§ Written tasks:
1. Answer the following questions using the text on Discourse and mailing lists.
(a) Which additional channel does the text name as an example of those kept alongside the forum?
(b) What kind of setup does the writer ask whether anyone has used?
(c) According to the final paragraph, what should be identified first?
2. From the text on Discourse and mailing lists, extract the part that opens with the words containing "In an ideal" and closes with "kind of setup.".

:: Passage to read

In an ideal world, everyone you want to communicate with just signs up for your discourse forum. In the real world, you end up with your discourse forum as the main platform for your communication activity plus a number of additional channels such as a mailinglist of people who refuse to make the transition to the forum.
Has anyone addressed this kind of situation by setting up a webhook that forwards new topics/ posts from certain categories to a mailinglist? If so, I’d be interested to hear about experiences with that, including pitfalls to avoid in that kind of setup.
Best practice would be to identify what stops the hold outs from using Discourse as a mailing list, and then report bugs / submit PRs to get Discourse to be good enough to be a mailing list replacement.

::::
:: Entries

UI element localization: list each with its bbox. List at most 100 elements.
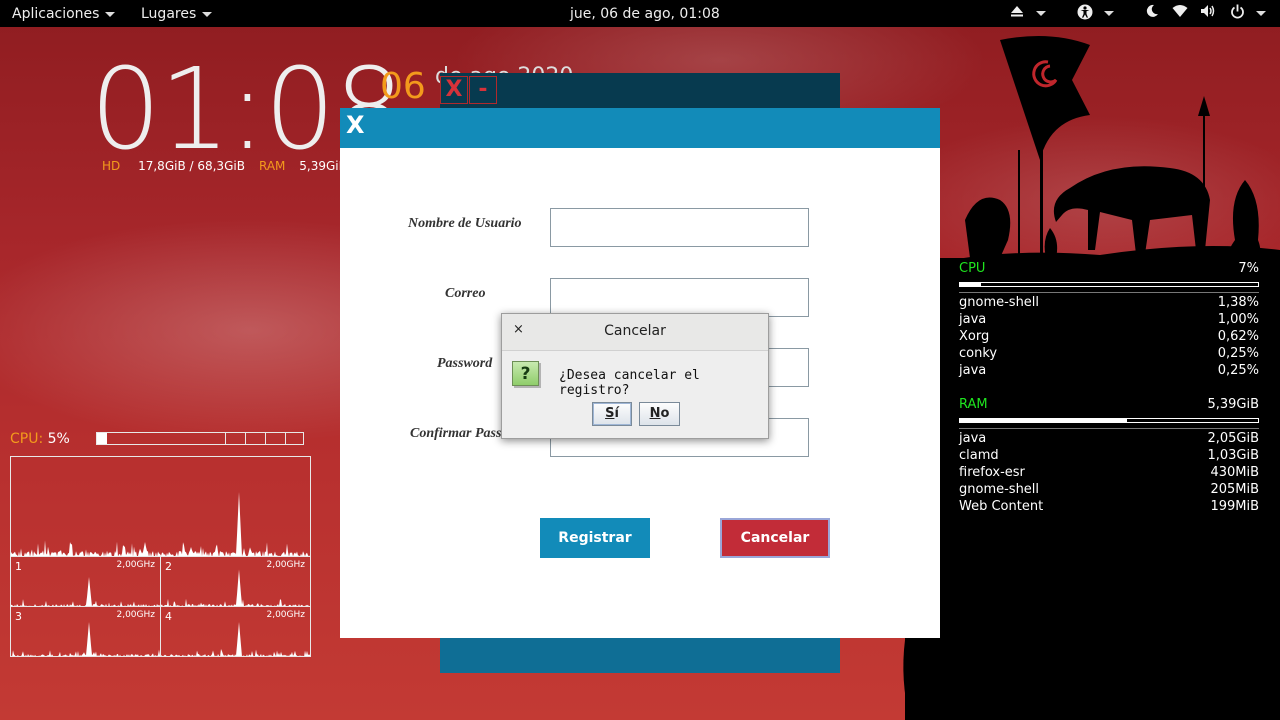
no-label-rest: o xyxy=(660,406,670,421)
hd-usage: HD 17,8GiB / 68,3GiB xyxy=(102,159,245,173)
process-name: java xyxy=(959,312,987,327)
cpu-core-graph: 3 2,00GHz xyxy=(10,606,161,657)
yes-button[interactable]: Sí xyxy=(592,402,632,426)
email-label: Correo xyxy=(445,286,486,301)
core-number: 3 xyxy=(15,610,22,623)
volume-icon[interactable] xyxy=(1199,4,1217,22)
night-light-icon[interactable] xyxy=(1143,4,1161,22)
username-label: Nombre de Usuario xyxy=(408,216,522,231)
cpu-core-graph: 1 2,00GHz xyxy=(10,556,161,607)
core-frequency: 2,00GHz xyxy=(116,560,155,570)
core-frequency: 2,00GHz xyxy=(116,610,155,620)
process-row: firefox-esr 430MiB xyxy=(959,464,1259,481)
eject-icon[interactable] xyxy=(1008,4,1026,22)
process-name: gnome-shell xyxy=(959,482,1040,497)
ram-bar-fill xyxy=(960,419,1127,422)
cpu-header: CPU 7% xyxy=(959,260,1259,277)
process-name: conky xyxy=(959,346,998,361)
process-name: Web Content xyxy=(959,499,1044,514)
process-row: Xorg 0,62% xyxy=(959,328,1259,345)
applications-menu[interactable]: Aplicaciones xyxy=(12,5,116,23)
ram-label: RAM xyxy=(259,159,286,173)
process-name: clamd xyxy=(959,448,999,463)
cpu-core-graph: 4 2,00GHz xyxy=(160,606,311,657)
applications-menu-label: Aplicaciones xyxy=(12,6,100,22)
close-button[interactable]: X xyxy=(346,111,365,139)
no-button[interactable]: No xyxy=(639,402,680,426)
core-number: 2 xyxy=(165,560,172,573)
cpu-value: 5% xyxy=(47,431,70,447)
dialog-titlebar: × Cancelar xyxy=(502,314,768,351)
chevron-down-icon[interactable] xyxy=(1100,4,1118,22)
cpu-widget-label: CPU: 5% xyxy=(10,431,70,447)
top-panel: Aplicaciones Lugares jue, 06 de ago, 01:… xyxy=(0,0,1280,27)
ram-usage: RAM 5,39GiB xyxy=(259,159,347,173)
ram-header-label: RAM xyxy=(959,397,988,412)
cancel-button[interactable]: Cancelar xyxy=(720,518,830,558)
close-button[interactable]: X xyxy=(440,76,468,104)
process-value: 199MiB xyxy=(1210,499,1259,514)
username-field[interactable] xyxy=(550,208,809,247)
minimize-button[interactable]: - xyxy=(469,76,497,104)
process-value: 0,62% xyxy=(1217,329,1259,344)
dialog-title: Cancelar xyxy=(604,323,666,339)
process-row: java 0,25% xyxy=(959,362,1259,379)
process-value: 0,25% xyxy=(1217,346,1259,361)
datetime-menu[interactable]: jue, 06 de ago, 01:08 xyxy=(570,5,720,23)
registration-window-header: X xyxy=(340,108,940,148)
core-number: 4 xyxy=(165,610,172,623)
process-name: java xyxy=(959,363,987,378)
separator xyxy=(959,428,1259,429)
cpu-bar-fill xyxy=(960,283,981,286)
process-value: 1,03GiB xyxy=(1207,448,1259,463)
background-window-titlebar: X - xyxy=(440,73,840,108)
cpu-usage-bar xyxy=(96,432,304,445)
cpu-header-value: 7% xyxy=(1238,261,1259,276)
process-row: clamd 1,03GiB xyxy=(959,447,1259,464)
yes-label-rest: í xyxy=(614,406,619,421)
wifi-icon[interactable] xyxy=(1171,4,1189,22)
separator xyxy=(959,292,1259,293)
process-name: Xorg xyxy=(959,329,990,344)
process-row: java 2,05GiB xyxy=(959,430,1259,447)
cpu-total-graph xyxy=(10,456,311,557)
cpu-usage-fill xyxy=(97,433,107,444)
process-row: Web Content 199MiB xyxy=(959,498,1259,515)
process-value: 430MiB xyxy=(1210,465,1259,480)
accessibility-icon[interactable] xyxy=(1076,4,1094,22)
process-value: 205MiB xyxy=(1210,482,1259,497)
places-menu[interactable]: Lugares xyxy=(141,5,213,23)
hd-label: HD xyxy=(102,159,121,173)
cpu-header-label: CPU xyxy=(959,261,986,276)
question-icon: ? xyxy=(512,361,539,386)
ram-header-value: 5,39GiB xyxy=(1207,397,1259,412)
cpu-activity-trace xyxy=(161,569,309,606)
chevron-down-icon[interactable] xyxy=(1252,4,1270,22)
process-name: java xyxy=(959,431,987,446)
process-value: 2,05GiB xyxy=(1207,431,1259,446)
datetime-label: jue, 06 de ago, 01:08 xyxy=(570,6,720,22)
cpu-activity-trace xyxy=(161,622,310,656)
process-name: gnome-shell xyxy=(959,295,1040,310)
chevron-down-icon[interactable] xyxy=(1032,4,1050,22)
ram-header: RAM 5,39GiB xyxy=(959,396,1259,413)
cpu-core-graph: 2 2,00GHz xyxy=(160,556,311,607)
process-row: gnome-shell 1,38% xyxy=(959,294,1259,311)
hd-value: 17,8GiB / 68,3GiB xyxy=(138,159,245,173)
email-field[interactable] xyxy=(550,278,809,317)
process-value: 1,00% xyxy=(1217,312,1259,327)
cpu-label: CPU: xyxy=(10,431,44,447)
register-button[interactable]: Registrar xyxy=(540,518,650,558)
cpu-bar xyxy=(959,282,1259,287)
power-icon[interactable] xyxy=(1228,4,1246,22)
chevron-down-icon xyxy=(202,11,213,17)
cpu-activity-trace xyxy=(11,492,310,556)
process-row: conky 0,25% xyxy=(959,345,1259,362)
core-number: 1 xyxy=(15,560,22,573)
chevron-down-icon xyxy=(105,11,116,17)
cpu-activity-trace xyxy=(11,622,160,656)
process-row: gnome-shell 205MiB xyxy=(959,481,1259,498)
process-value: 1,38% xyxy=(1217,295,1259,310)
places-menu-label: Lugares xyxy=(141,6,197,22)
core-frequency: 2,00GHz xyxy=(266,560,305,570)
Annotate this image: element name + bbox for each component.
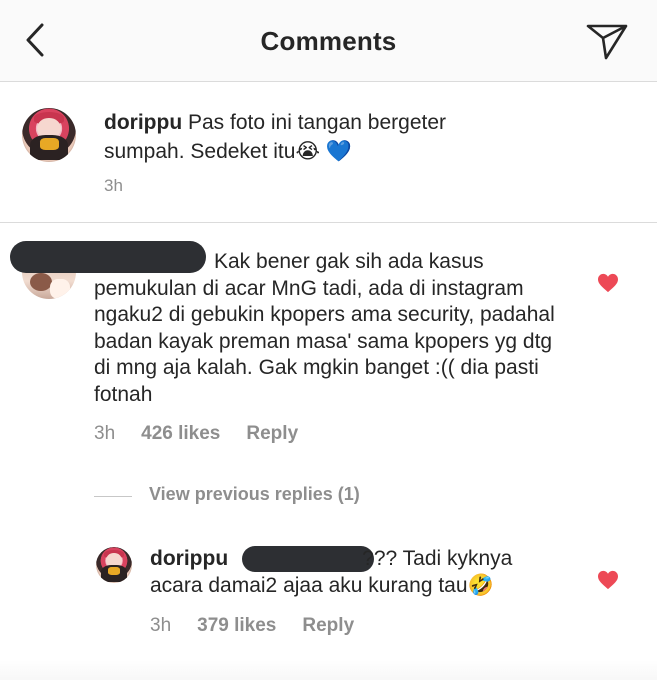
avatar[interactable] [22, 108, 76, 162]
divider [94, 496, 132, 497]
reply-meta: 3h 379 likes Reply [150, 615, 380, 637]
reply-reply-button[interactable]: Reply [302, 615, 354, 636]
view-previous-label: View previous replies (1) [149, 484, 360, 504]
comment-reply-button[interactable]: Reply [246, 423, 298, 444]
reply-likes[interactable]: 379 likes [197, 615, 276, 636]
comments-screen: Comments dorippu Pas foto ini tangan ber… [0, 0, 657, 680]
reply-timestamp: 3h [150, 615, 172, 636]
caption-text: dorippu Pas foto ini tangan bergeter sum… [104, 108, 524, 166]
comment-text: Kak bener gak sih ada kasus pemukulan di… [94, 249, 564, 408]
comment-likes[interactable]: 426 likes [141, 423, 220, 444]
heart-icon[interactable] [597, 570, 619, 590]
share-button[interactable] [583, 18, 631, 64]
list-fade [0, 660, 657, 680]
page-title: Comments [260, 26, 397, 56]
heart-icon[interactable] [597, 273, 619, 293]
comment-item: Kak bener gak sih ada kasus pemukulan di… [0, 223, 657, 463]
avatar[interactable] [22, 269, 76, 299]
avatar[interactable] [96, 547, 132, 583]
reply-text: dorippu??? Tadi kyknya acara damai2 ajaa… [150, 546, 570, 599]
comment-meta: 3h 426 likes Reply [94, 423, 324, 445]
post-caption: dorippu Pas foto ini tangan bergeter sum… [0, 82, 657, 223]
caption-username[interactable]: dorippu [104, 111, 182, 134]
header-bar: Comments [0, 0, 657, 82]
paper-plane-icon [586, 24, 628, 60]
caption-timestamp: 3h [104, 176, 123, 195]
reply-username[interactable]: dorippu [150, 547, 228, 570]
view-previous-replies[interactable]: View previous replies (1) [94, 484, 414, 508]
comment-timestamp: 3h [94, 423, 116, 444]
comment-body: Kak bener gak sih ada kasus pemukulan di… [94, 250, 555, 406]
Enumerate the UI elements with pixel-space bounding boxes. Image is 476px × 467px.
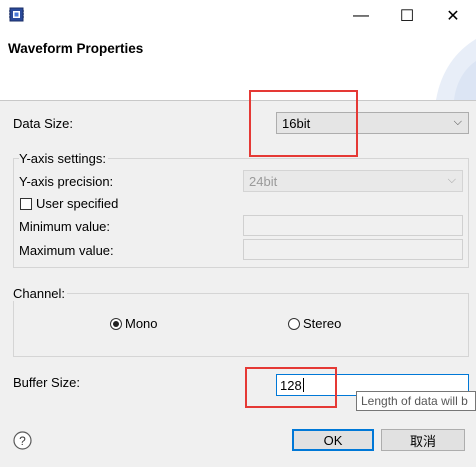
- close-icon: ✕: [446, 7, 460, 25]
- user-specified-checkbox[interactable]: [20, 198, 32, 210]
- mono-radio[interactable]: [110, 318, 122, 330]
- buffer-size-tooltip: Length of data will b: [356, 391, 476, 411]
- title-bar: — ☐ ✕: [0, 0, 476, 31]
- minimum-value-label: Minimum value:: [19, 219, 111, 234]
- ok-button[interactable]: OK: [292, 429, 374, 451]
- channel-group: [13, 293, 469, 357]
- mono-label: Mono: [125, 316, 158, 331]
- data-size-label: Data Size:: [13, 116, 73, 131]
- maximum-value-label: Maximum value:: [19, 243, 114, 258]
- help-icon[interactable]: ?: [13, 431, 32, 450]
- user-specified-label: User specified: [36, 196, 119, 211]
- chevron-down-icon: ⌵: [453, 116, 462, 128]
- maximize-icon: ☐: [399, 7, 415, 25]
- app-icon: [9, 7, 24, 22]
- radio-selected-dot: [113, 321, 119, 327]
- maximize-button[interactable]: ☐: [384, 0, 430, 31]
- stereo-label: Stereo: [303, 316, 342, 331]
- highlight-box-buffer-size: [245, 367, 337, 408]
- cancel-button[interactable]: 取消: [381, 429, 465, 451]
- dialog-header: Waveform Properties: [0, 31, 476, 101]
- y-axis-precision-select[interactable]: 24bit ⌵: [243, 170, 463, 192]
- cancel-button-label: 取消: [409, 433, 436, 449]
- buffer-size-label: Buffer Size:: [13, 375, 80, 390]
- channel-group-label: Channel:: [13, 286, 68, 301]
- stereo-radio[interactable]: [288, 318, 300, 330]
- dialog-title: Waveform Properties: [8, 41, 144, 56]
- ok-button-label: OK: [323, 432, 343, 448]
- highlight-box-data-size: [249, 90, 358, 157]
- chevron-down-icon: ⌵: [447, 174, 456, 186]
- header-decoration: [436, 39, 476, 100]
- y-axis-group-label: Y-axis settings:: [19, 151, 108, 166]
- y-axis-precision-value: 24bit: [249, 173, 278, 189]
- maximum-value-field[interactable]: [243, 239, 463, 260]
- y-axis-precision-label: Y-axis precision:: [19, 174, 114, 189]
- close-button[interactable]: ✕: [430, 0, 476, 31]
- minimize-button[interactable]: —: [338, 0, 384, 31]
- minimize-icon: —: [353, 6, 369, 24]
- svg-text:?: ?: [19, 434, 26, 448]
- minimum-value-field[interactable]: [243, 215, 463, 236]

::::

§ Answers provided:
1.
(a) A mailing list of people who refuse to make the transition to the forum.
(b) A webhook that forwards new topics and posts from certain categories to a mailing list.
(c) What stops the holdouts from using Discourse as a mailing list.

2.
In an ideal world, everyone you want to communicate with just signs up for your discourse forum. In the real world, you end up with your discourse forum as the main platform for your communication activity plus a number of additional channels such as a mailinglist of people who refuse to make the transition to the forum.
Has anyone addressed this kind of situation by setting up a webhook that forwards new topics/ posts from certain categories to a mailinglist? If so, I’d be interested to hear about experiences with that, including pitfalls to avoid in that kind of setup.